## Begin Provided records

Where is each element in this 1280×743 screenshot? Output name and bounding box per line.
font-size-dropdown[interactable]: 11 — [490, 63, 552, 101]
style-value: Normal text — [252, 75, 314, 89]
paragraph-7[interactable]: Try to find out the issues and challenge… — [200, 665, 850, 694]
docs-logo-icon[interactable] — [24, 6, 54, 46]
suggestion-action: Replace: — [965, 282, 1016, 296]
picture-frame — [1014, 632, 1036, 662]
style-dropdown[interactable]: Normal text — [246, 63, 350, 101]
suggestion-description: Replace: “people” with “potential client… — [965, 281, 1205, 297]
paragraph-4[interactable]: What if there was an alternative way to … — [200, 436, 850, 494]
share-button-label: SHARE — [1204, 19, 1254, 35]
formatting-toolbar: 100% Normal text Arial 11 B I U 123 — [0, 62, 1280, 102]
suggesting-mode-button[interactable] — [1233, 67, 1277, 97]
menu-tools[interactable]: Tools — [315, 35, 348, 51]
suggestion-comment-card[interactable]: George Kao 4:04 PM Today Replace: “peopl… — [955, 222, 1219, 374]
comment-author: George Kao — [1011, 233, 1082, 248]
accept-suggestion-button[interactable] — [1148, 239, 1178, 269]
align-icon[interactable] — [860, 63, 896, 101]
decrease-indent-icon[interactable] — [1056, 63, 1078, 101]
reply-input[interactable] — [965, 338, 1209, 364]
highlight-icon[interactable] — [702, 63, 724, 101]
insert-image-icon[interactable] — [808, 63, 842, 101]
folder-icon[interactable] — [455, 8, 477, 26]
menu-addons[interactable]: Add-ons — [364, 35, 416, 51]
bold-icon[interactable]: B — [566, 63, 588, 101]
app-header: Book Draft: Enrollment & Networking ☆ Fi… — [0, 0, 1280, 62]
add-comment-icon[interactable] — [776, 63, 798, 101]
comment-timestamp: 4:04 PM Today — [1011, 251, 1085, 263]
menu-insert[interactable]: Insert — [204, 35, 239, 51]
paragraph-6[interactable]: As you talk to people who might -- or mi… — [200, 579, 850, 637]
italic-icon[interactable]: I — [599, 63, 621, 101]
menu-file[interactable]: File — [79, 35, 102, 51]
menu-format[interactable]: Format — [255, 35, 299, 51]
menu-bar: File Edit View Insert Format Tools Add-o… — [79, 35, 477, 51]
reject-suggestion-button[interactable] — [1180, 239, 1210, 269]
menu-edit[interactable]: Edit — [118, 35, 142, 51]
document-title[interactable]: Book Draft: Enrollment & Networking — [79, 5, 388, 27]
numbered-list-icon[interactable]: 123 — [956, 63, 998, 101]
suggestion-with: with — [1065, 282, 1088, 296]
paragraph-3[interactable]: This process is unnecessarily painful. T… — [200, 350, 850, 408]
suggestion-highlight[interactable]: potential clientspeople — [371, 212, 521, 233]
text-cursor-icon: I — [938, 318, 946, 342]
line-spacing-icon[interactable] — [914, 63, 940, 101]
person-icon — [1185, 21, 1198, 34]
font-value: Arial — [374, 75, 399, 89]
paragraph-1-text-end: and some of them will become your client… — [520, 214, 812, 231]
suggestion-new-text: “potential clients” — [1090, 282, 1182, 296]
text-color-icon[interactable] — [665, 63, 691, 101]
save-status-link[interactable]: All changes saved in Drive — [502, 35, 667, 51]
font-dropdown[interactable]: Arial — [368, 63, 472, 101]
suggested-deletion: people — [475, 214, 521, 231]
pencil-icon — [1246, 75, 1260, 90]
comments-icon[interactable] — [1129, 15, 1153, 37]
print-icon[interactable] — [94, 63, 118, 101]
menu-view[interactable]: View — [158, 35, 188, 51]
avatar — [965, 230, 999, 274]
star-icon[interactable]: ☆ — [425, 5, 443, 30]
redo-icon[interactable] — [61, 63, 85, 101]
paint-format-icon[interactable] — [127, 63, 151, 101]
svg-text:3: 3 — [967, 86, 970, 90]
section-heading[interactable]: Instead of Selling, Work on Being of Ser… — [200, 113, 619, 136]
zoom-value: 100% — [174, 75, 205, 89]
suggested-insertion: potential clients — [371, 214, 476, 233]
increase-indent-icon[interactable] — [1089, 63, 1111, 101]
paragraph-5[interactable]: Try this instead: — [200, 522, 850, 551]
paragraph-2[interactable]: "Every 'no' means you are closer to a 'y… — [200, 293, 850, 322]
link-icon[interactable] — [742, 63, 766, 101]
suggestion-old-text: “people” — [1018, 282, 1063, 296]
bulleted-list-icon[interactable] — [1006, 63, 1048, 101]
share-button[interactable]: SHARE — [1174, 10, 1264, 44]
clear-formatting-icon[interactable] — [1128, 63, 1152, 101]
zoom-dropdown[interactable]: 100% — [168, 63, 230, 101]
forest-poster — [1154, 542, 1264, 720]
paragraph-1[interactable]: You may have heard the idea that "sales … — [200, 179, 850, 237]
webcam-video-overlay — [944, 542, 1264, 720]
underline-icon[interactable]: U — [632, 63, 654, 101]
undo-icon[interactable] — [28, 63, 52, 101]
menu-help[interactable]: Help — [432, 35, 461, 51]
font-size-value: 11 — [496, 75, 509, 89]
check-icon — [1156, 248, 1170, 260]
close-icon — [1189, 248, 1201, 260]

## End Provided records

Aim of the task> Can you copy everything from the start of the records down to and including the line containing "formatting-toolbar: 100% Normal", substituting "clickable" for every "interactable" and leaving everything else unchanged?

Complete answer>
Where is each element in this 1280×743 screenshot? Output name and bounding box per line.
font-size-dropdown[clickable]: 11 — [490, 63, 552, 101]
style-value: Normal text — [252, 75, 314, 89]
paragraph-7[clickable]: Try to find out the issues and challenge… — [200, 665, 850, 694]
docs-logo-icon[clickable] — [24, 6, 54, 46]
suggestion-action: Replace: — [965, 282, 1016, 296]
picture-frame — [1014, 632, 1036, 662]
style-dropdown[clickable]: Normal text — [246, 63, 350, 101]
suggestion-description: Replace: “people” with “potential client… — [965, 281, 1205, 297]
paragraph-4[clickable]: What if there was an alternative way to … — [200, 436, 850, 494]
share-button-label: SHARE — [1204, 19, 1254, 35]
formatting-toolbar: 100% Normal text Arial 11 B I U 123 — [0, 62, 1280, 102]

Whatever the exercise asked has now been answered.